### Task to complete:
Your answer should consist of all lines in the listing that hold the word "binding".

### Entries provided:
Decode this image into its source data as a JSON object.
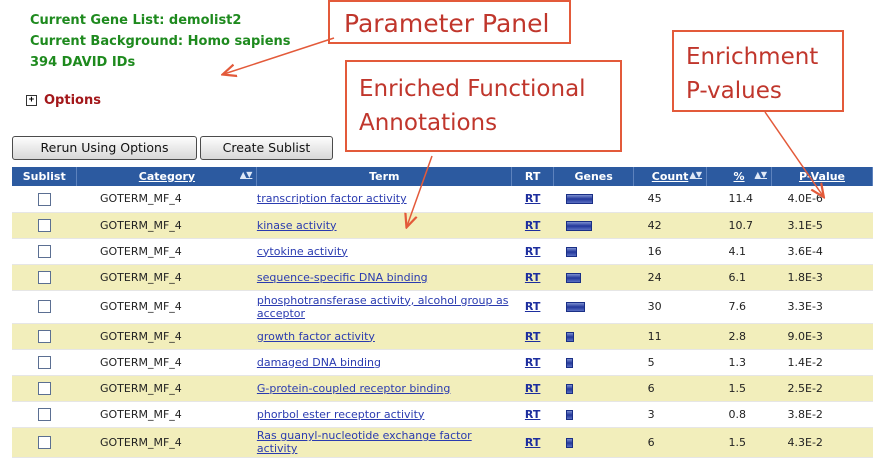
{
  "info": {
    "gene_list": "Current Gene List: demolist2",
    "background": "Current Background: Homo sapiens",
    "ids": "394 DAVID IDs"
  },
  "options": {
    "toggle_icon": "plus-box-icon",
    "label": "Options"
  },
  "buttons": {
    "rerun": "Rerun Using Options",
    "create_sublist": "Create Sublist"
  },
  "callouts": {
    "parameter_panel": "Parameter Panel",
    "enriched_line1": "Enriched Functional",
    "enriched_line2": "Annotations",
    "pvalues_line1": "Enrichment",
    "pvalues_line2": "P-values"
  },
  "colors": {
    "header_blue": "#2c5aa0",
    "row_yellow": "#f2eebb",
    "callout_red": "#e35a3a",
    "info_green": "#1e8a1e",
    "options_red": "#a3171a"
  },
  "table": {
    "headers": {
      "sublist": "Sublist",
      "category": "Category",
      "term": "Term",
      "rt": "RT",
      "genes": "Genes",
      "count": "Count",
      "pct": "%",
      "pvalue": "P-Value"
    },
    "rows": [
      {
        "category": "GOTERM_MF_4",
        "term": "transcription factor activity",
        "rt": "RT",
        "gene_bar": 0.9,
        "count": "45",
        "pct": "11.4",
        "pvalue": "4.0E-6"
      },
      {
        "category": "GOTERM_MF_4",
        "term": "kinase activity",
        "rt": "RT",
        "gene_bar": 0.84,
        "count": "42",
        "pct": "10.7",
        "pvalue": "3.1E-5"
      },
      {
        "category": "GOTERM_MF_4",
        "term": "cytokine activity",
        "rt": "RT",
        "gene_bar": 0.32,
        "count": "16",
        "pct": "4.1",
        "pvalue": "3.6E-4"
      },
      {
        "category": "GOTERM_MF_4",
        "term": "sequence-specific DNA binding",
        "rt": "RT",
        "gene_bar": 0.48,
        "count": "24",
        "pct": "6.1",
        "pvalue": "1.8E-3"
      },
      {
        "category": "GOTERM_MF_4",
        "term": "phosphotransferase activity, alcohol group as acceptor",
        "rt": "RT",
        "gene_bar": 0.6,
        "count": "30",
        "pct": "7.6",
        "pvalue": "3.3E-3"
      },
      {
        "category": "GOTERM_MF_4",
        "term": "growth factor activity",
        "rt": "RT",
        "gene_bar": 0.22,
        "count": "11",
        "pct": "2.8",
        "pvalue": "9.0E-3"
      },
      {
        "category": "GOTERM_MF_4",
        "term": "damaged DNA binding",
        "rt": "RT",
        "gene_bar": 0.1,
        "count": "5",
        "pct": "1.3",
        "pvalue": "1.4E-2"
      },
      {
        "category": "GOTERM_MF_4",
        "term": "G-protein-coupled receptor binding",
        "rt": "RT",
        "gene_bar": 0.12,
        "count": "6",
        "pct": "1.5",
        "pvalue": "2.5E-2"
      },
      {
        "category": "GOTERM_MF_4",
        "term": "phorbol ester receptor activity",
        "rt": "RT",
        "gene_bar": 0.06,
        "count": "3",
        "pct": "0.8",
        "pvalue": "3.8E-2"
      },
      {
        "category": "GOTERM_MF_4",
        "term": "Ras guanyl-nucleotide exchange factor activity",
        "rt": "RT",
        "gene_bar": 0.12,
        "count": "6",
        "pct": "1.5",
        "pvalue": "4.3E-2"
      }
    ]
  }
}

### Result of the exercise:
        "term": "sequence-specific DNA binding",
        "term": "damaged DNA binding",
        "term": "G-protein-coupled receptor binding",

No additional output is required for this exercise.